Rows from a figure dataset
[Start]

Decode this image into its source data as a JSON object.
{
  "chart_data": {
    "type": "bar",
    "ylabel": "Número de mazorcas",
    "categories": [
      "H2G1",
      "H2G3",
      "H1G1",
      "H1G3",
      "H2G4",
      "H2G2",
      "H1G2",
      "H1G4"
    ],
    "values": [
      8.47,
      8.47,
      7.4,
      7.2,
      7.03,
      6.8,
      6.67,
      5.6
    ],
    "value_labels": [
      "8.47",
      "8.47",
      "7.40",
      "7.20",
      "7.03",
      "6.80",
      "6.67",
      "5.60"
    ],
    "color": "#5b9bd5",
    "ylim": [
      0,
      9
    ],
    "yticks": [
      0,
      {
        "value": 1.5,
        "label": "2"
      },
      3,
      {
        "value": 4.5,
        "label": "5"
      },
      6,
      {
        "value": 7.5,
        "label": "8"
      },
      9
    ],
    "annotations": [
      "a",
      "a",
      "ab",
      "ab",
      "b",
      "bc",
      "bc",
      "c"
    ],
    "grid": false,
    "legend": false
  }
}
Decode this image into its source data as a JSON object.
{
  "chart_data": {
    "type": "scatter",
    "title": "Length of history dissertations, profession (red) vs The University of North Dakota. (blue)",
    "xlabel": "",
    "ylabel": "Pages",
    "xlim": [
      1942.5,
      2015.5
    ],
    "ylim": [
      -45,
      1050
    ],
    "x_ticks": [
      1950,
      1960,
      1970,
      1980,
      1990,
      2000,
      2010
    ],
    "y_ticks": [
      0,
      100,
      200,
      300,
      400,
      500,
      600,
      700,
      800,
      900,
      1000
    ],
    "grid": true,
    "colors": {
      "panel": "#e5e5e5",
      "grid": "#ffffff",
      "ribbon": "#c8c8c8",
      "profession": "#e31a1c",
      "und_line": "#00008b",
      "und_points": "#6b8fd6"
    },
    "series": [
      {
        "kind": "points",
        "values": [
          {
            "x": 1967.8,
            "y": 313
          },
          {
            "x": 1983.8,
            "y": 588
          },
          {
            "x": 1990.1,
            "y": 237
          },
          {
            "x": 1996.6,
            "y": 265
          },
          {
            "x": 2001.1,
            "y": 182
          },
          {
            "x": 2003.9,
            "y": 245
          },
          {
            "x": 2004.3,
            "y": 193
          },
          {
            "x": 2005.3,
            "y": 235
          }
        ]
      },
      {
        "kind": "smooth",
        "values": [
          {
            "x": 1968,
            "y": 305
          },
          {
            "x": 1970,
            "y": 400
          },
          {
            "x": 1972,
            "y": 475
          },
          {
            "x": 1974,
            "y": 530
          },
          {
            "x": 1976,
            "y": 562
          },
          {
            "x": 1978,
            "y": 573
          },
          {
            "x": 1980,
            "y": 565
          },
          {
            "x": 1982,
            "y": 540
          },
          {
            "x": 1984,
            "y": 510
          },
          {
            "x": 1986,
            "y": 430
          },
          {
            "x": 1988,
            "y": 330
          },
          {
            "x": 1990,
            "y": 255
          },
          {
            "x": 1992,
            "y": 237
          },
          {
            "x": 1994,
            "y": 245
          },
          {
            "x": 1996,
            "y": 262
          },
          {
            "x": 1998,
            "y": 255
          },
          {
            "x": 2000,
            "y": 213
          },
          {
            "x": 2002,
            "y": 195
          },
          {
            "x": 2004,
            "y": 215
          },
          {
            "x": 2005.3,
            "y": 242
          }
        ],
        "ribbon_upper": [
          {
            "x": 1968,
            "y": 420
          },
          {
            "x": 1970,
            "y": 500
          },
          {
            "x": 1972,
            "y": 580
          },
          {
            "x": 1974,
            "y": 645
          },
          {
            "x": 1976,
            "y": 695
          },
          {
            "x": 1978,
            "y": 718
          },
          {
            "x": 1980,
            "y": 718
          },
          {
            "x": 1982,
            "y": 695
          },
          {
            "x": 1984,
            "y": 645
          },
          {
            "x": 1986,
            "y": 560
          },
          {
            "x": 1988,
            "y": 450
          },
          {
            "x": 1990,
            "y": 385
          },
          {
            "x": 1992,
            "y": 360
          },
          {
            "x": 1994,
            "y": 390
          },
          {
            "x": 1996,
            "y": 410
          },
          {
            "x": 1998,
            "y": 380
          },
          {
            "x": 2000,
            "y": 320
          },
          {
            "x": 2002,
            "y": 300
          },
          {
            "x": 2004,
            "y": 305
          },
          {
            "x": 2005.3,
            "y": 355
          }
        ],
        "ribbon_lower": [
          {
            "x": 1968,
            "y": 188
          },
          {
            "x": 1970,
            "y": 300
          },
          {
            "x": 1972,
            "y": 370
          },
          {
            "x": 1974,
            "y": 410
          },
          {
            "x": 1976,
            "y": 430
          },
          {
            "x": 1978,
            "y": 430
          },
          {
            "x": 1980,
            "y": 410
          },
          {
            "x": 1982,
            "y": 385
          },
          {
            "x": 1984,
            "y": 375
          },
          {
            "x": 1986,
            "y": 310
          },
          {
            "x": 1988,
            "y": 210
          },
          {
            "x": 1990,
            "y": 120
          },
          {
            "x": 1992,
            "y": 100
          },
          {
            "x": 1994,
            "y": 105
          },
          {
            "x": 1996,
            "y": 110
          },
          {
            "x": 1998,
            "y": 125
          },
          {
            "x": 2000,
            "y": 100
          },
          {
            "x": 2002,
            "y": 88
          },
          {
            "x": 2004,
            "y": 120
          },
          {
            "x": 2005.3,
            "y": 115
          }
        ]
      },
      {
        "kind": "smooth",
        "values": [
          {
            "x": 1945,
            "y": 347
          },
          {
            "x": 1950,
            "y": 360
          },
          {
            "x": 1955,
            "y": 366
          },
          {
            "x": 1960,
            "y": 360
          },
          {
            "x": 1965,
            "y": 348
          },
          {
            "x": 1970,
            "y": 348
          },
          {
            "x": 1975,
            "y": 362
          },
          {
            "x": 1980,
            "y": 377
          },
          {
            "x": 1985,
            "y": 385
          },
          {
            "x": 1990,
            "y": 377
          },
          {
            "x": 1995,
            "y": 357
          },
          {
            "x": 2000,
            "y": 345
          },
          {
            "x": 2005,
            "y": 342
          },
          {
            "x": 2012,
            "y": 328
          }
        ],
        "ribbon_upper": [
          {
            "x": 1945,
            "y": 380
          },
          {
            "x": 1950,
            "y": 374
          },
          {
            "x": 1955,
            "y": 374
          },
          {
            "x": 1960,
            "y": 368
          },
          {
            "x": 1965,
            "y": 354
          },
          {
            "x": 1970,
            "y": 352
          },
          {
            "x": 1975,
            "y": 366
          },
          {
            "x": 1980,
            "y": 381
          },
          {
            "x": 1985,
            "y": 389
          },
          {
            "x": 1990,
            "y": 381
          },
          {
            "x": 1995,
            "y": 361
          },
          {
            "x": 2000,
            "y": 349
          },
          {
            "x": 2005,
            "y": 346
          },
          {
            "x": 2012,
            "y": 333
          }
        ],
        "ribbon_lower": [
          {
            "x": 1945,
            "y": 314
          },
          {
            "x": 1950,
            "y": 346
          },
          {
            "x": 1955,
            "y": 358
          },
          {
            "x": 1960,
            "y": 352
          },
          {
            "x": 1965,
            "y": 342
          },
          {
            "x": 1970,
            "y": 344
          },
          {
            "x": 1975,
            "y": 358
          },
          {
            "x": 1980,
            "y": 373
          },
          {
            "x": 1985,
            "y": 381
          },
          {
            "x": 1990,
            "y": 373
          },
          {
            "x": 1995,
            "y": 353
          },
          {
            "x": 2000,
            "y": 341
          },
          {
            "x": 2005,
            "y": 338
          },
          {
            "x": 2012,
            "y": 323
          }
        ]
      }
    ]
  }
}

[End]

> What to produce
From the records above, extract every line exactly as it stands.

> Full solution
Decode this image into its source data as a JSON object.
{
  "chart_data": {
    "type": "bar",
    "ylabel": "Número de mazorcas",
    "categories": [
      "H2G1",
      "H2G3",
      "H1G1",
      "H1G3",
      "H2G4",
      "H2G2",
      "H1G2",
      "H1G4"
    ],
    "values": [
      8.47,
      8.47,
      7.4,
      7.2,
      7.03,
      6.8,
      6.67,
      5.6
    ],
    "value_labels": [
      "8.47",
      "8.47",
      "7.40",
      "7.20",
      "7.03",
      "6.80",
      "6.67",
      "5.60"
    ],
    "color": "#5b9bd5",
    "ylim": [
      0,
      9
    ],
    "yticks": [
      0,
      {
        "value": 1.5,
        "label": "2"
      },
      3,
      {
        "value": 4.5,
        "label": "5"
      },
      6,
      {
        "value": 7.5,
        "label": "8"
      },
      9
    ],
    "annotations": [
      "a",
      "a",
      "ab",
      "ab",
      "b",
      "bc",
      "bc",
      "c"
    ],
    "grid": false,
    "legend": false
  }
}
Decode this image into its source data as a JSON object.
{
  "chart_data": {
    "type": "scatter",
    "title": "Length of history dissertations, profession (red) vs The University of North Dakota. (blue)",
    "xlabel": "",
    "ylabel": "Pages",
    "xlim": [
      1942.5,
      2015.5
    ],
    "ylim": [
      -45,
      1050
    ],
    "x_ticks": [
      1950,
      1960,
      1970,
      1980,
      1990,
      2000,
      2010
    ],
    "y_ticks": [
      0,
      100,
      200,
      300,
      400,
      500,
      600,
      700,
      800,
      900,
      1000
    ],
    "grid": true,
    "colors": {
      "panel": "#e5e5e5",
      "grid": "#ffffff",
      "ribbon": "#c8c8c8",
      "profession": "#e31a1c",
      "und_line": "#00008b",
      "und_points": "#6b8fd6"
    },
    "series": [
      {
        "kind": "points",
        "values": [
          {
            "x": 1967.8,
            "y": 313
          },
          {
            "x": 1983.8,
            "y": 588
          },
          {
            "x": 1990.1,
            "y": 237
          },
          {
            "x": 1996.6,
            "y": 265
          },
          {
            "x": 2001.1,
            "y": 182
          },
          {
            "x": 2003.9,
            "y": 245
          },
          {
            "x": 2004.3,
            "y": 193
          },
          {
            "x": 2005.3,
            "y": 235
          }
        ]
      },
      {
        "kind": "smooth",
        "values": [
          {
            "x": 1968,
            "y": 305
          },
          {
            "x": 1970,
            "y": 400
          },
          {
            "x": 1972,
            "y": 475
          },
          {
            "x": 1974,
            "y": 530
          },
          {
            "x": 1976,
            "y": 562
          },
          {
            "x": 1978,
            "y": 573
          },
          {
            "x": 1980,
            "y": 565
          },
          {
            "x": 1982,
            "y": 540
          },
          {
            "x": 1984,
            "y": 510
          },
          {
            "x": 1986,
            "y": 430
          },
          {
            "x": 1988,
            "y": 330
          },
          {
            "x": 1990,
            "y": 255
          },
          {
            "x": 1992,
            "y": 237
          },
          {
            "x": 1994,
            "y": 245
          },
          {
            "x": 1996,
            "y": 262
          },
          {
            "x": 1998,
            "y": 255
          },
          {
            "x": 2000,
            "y": 213
          },
          {
            "x": 2002,
            "y": 195
          },
          {
            "x": 2004,
            "y": 215
          },
          {
            "x": 2005.3,
            "y": 242
          }
        ],
        "ribbon_upper": [
          {
            "x": 1968,
            "y": 420
          },
          {
            "x": 1970,
            "y": 500
          },
          {
            "x": 1972,
            "y": 580
          },
          {
            "x": 1974,
            "y": 645
          },
          {
            "x": 1976,
            "y": 695
          },
          {
            "x": 1978,
            "y": 718
          },
          {
            "x": 1980,
            "y": 718
          },
          {
            "x": 1982,
            "y": 695
          },
          {
            "x": 1984,
            "y": 645
          },
          {
            "x": 1986,
            "y": 560
          },
          {
            "x": 1988,
            "y": 450
          },
          {
            "x": 1990,
            "y": 385
          },
          {
            "x": 1992,
            "y": 360
          },
          {
            "x": 1994,
            "y": 390
          },
          {
            "x": 1996,
            "y": 410
          },
          {
            "x": 1998,
            "y": 380
          },
          {
            "x": 2000,
            "y": 320
          },
          {
            "x": 2002,
            "y": 300
          },
          {
            "x": 2004,
            "y": 305
          },
          {
            "x": 2005.3,
            "y": 355
          }
        ],
        "ribbon_lower": [
          {
            "x": 1968,
            "y": 188
          },
          {
            "x": 1970,
            "y": 300
          },
          {
            "x": 1972,
            "y": 370
          },
          {
            "x": 1974,
            "y": 410
          },
          {
            "x": 1976,
            "y": 430
          },
          {
            "x": 1978,
            "y": 430
          },
          {
            "x": 1980,
            "y": 410
          },
          {
            "x": 1982,
            "y": 385
          },
          {
            "x": 1984,
            "y": 375
          },
          {
            "x": 1986,
            "y": 310
          },
          {
            "x": 1988,
            "y": 210
          },
          {
            "x": 1990,
            "y": 120
          },
          {
            "x": 1992,
            "y": 100
          },
          {
            "x": 1994,
            "y": 105
          },
          {
            "x": 1996,
            "y": 110
          },
          {
            "x": 1998,
            "y": 125
          },
          {
            "x": 2000,
            "y": 100
          },
          {
            "x": 2002,
            "y": 88
          },
          {
            "x": 2004,
            "y": 120
          },
          {
            "x": 2005.3,
            "y": 115
          }
        ]
      },
      {
        "kind": "smooth",
        "values": [
          {
            "x": 1945,
            "y": 347
          },
          {
            "x": 1950,
            "y": 360
          },
          {
            "x": 1955,
            "y": 366
          },
          {
            "x": 1960,
            "y": 360
          },
          {
            "x": 1965,
            "y": 348
          },
          {
            "x": 1970,
            "y": 348
          },
          {
            "x": 1975,
            "y": 362
          },
          {
            "x": 1980,
            "y": 377
          },
          {
            "x": 1985,
            "y": 385
          },
          {
            "x": 1990,
            "y": 377
          },
          {
            "x": 1995,
            "y": 357
          },
          {
            "x": 2000,
            "y": 345
          },
          {
            "x": 2005,
            "y": 342
          },
          {
            "x": 2012,
            "y": 328
          }
        ],
        "ribbon_upper": [
          {
            "x": 1945,
            "y": 380
          },
          {
            "x": 1950,
            "y": 374
          },
          {
            "x": 1955,
            "y": 374
          },
          {
            "x": 1960,
            "y": 368
          },
          {
            "x": 1965,
            "y": 354
          },
          {
            "x": 1970,
            "y": 352
          },
          {
            "x": 1975,
            "y": 366
          },
          {
            "x": 1980,
            "y": 381
          },
          {
            "x": 1985,
            "y": 389
          },
          {
            "x": 1990,
            "y": 381
          },
          {
            "x": 1995,
            "y": 361
          },
          {
            "x": 2000,
            "y": 349
          },
          {
            "x": 2005,
            "y": 346
          },
          {
            "x": 2012,
            "y": 333
          }
        ],
        "ribbon_lower": [
          {
            "x": 1945,
            "y": 314
          },
          {
            "x": 1950,
            "y": 346
          },
          {
            "x": 1955,
            "y": 358
          },
          {
            "x": 1960,
            "y": 352
          },
          {
            "x": 1965,
            "y": 342
          },
          {
            "x": 1970,
            "y": 344
          },
          {
            "x": 1975,
            "y": 358
          },
          {
            "x": 1980,
            "y": 373
          },
          {
            "x": 1985,
            "y": 381
          },
          {
            "x": 1990,
            "y": 373
          },
          {
            "x": 1995,
            "y": 353
          },
          {
            "x": 2000,
            "y": 341
          },
          {
            "x": 2005,
            "y": 338
          },
          {
            "x": 2012,
            "y": 323
          }
        ]
      }
    ]
  }
}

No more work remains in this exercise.